- [WRITTEN TASK]: Locate each line of the material that contains "resolver", then return it.

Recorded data

_ _ _

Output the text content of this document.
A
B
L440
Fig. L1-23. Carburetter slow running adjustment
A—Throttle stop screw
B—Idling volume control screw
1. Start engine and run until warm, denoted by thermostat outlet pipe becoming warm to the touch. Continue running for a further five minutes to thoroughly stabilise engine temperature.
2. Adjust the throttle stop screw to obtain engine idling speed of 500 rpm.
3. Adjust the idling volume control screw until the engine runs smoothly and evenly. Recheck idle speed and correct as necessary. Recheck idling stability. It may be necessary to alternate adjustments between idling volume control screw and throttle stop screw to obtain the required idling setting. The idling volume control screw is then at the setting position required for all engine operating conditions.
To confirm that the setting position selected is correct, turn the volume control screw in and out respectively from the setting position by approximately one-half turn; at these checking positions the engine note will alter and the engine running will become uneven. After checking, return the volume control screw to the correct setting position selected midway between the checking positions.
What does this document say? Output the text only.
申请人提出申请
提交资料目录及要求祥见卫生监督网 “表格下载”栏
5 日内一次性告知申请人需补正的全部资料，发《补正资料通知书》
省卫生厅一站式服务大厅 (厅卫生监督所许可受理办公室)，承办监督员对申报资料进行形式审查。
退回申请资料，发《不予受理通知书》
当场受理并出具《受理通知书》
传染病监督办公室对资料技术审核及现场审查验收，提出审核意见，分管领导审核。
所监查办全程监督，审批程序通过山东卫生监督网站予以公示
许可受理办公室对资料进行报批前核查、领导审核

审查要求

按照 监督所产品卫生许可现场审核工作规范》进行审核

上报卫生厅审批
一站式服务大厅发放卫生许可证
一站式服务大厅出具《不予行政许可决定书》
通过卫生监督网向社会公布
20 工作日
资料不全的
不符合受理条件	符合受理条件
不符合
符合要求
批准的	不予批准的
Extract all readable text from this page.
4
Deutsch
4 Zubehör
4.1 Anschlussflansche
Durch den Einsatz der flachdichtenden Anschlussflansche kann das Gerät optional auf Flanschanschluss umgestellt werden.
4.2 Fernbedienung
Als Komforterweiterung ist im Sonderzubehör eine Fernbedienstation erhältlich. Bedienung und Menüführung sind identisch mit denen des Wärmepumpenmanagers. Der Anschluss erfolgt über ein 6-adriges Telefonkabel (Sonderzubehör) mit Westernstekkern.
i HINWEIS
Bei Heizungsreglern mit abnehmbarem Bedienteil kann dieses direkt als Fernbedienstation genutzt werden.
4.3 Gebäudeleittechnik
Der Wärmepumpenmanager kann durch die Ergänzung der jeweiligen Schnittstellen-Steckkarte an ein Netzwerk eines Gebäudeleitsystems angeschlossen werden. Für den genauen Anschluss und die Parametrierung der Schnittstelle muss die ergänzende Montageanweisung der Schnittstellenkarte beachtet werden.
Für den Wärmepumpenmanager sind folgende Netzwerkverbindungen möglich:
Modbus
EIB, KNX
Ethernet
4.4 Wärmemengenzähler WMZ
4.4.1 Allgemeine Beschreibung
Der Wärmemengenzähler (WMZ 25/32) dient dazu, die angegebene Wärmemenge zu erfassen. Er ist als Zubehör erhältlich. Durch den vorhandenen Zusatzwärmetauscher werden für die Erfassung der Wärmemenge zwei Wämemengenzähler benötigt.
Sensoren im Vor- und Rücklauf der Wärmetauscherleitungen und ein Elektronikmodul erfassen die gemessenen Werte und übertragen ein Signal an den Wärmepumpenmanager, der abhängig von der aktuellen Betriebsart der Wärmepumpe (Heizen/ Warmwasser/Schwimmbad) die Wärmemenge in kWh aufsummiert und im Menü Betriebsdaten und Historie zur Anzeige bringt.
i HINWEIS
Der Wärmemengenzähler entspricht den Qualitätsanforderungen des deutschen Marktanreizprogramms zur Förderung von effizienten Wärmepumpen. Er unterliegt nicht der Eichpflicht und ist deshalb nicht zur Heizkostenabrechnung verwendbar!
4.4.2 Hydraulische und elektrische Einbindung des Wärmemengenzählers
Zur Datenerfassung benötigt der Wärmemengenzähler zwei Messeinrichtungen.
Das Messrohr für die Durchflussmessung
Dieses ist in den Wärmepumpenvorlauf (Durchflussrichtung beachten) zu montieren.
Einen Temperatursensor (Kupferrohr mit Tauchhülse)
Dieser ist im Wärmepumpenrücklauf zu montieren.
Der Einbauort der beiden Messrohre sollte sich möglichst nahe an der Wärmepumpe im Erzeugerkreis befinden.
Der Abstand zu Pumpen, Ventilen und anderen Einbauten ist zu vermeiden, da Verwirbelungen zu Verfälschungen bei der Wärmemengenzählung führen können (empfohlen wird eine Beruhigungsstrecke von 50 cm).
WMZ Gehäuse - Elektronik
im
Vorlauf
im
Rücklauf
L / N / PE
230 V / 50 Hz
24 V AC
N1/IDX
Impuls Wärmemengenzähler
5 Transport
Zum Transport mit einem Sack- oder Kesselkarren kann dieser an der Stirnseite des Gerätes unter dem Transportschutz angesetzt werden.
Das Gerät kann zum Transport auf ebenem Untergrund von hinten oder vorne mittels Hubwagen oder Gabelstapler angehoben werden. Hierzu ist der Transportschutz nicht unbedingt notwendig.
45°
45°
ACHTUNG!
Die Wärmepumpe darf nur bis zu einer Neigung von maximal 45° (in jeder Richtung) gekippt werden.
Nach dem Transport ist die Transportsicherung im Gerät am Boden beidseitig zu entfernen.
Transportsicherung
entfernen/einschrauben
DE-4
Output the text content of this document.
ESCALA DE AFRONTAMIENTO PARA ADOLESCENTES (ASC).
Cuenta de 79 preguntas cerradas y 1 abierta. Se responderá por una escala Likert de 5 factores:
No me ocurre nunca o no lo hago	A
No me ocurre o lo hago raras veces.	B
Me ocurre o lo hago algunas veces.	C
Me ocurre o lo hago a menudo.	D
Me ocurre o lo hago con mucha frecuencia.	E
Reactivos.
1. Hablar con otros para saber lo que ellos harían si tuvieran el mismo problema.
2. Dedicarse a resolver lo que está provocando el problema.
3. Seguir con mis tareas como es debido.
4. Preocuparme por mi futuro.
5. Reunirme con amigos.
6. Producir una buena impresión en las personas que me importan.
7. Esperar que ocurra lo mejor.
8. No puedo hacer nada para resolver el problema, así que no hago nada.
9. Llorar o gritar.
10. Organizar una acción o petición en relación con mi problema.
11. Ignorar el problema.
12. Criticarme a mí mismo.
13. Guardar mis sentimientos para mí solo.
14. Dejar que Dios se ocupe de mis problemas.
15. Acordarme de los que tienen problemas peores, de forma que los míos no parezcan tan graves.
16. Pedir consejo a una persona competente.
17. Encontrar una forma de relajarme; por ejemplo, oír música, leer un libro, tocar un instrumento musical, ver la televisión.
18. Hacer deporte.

_ _ _

- [COMPLETE OUTPUT]:
2. Dedicarse a resolver lo que está provocando el problema.
8. No puedo hacer nada para resolver el problema, así que no hago nada.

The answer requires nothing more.